• DATA LISTING:
----------

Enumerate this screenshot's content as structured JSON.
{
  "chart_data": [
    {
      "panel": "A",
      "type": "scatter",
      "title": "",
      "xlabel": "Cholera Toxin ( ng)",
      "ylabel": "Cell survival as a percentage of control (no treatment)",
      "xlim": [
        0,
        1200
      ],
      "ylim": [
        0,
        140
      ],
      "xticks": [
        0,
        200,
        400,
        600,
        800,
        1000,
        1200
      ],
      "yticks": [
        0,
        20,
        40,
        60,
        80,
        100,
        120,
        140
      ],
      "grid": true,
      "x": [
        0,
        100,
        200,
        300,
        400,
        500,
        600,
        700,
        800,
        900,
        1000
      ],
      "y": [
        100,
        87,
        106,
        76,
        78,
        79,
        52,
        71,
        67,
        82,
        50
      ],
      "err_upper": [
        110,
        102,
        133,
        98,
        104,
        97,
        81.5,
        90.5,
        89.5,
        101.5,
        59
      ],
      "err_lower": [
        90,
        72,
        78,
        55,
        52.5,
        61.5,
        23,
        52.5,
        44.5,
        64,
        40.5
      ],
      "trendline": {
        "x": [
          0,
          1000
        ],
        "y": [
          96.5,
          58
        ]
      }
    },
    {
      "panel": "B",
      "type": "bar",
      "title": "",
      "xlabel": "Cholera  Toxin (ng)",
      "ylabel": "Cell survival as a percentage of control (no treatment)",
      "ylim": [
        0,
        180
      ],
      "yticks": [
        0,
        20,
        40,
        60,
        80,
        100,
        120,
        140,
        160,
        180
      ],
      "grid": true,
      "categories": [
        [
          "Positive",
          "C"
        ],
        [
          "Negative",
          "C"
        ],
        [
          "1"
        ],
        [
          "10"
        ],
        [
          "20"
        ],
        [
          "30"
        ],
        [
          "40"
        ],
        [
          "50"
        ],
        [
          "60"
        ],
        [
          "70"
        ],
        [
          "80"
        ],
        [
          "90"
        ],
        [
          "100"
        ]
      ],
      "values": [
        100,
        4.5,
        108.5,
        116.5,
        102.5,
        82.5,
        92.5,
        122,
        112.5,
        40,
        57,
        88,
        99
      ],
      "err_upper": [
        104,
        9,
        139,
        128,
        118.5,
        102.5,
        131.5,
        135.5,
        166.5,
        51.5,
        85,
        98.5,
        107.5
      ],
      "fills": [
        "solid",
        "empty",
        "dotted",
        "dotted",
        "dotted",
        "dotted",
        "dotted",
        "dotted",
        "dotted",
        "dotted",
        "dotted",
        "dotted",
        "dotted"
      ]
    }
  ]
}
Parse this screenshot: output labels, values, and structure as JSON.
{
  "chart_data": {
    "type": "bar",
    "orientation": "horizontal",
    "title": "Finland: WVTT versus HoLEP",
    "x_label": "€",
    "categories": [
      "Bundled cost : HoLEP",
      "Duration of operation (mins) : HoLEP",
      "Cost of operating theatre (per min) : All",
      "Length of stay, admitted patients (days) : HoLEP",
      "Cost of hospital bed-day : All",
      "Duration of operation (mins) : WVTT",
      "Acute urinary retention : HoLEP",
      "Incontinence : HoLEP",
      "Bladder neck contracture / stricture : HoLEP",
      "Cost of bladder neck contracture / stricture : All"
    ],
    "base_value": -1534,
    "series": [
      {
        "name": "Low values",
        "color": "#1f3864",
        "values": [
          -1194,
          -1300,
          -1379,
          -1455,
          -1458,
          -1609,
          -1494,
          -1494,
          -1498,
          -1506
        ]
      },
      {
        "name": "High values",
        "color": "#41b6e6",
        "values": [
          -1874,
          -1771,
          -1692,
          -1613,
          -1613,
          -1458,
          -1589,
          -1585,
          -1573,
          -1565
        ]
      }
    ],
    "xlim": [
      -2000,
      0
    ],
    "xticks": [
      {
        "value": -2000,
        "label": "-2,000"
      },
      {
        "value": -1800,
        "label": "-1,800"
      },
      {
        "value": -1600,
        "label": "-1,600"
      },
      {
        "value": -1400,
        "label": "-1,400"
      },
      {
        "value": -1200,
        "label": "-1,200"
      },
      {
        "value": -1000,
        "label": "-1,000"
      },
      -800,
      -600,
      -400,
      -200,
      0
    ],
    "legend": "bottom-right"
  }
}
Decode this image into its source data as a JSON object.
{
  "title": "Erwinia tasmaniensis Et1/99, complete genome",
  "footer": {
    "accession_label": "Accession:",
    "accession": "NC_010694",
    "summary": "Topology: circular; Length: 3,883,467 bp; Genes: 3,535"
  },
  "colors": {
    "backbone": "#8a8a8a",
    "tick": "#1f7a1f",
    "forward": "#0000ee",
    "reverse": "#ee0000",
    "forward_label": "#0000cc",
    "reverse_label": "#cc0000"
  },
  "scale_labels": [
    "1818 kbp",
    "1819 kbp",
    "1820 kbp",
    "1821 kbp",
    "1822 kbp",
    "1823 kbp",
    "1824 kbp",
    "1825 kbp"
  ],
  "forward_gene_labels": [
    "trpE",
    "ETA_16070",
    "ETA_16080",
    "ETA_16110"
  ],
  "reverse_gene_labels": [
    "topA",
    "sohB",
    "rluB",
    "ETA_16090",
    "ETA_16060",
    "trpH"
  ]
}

----------

• WHAT TO WORK ON:
Go through the material and select each line with the string "WVTT" in it.

• RESPONSE:
    "title": "Finland: WVTT versus HoLEP",
      "Duration of operation (mins) : WVTT",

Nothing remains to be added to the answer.